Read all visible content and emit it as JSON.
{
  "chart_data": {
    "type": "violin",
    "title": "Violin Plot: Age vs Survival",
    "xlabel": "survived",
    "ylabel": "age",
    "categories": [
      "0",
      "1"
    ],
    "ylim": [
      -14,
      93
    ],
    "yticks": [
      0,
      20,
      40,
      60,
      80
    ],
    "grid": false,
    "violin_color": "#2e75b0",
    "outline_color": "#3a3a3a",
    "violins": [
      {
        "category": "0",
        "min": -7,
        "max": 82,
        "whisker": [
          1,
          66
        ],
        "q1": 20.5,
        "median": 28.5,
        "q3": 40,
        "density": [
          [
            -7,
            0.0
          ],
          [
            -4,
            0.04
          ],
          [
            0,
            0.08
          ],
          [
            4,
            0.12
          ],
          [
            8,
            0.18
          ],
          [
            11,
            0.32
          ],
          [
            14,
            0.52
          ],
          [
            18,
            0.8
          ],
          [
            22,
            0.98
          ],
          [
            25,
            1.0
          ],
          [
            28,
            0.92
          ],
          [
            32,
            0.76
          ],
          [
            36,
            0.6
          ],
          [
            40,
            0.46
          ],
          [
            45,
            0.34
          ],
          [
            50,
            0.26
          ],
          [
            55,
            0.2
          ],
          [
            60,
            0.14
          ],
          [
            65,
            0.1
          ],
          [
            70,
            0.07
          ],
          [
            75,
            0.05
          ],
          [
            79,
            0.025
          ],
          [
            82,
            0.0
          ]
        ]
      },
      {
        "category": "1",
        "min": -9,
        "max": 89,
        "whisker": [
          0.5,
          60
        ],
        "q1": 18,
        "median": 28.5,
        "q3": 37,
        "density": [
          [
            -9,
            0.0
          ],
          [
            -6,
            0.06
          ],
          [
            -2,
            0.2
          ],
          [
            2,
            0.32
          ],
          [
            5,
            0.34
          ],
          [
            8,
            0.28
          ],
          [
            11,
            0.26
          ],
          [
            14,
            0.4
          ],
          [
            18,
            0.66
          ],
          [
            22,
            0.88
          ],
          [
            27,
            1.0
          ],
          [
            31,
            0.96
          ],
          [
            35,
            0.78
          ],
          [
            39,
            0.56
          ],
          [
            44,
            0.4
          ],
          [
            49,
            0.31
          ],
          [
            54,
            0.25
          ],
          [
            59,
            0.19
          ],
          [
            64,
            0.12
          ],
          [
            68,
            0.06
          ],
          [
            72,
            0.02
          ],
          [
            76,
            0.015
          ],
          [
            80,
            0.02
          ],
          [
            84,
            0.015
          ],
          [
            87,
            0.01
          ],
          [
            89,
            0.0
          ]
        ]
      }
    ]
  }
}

────

# Task statement
Write out every entry verbatim.

# Task response
Read all visible content and emit it as JSON.
{
  "chart_data": {
    "type": "violin",
    "title": "Violin Plot: Age vs Survival",
    "xlabel": "survived",
    "ylabel": "age",
    "categories": [
      "0",
      "1"
    ],
    "ylim": [
      -14,
      93
    ],
    "yticks": [
      0,
      20,
      40,
      60,
      80
    ],
    "grid": false,
    "violin_color": "#2e75b0",
    "outline_color": "#3a3a3a",
    "violins": [
      {
        "category": "0",
        "min": -7,
        "max": 82,
        "whisker": [
          1,
          66
        ],
        "q1": 20.5,
        "median": 28.5,
        "q3": 40,
        "density": [
          [
            -7,
            0.0
          ],
          [
            -4,
            0.04
          ],
          [
            0,
            0.08
          ],
          [
            4,
            0.12
          ],
          [
            8,
            0.18
          ],
          [
            11,
            0.32
          ],
          [
            14,
            0.52
          ],
          [
            18,
            0.8
          ],
          [
            22,
            0.98
          ],
          [
            25,
            1.0
          ],
          [
            28,
            0.92
          ],
          [
            32,
            0.76
          ],
          [
            36,
            0.6
          ],
          [
            40,
            0.46
          ],
          [
            45,
            0.34
          ],
          [
            50,
            0.26
          ],
          [
            55,
            0.2
          ],
          [
            60,
            0.14
          ],
          [
            65,
            0.1
          ],
          [
            70,
            0.07
          ],
          [
            75,
            0.05
          ],
          [
            79,
            0.025
          ],
          [
            82,
            0.0
          ]
        ]
      },
      {
        "category": "1",
        "min": -9,
        "max": 89,
        "whisker": [
          0.5,
          60
        ],
        "q1": 18,
        "median": 28.5,
        "q3": 37,
        "density": [
          [
            -9,
            0.0
          ],
          [
            -6,
            0.06
          ],
          [
            -2,
            0.2
          ],
          [
            2,
            0.32
          ],
          [
            5,
            0.34
          ],
          [
            8,
            0.28
          ],
          [
            11,
            0.26
          ],
          [
            14,
            0.4
          ],
          [
            18,
            0.66
          ],
          [
            22,
            0.88
          ],
          [
            27,
            1.0
          ],
          [
            31,
            0.96
          ],
          [
            35,
            0.78
          ],
          [
            39,
            0.56
          ],
          [
            44,
            0.4
          ],
          [
            49,
            0.31
          ],
          [
            54,
            0.25
          ],
          [
            59,
            0.19
          ],
          [
            64,
            0.12
          ],
          [
            68,
            0.06
          ],
          [
            72,
            0.02
          ],
          [
            76,
            0.015
          ],
          [
            80,
            0.02
          ],
          [
            84,
            0.015
          ],
          [
            87,
            0.01
          ],
          [
            89,
            0.0
          ]
        ]
      }
    ]
  }
}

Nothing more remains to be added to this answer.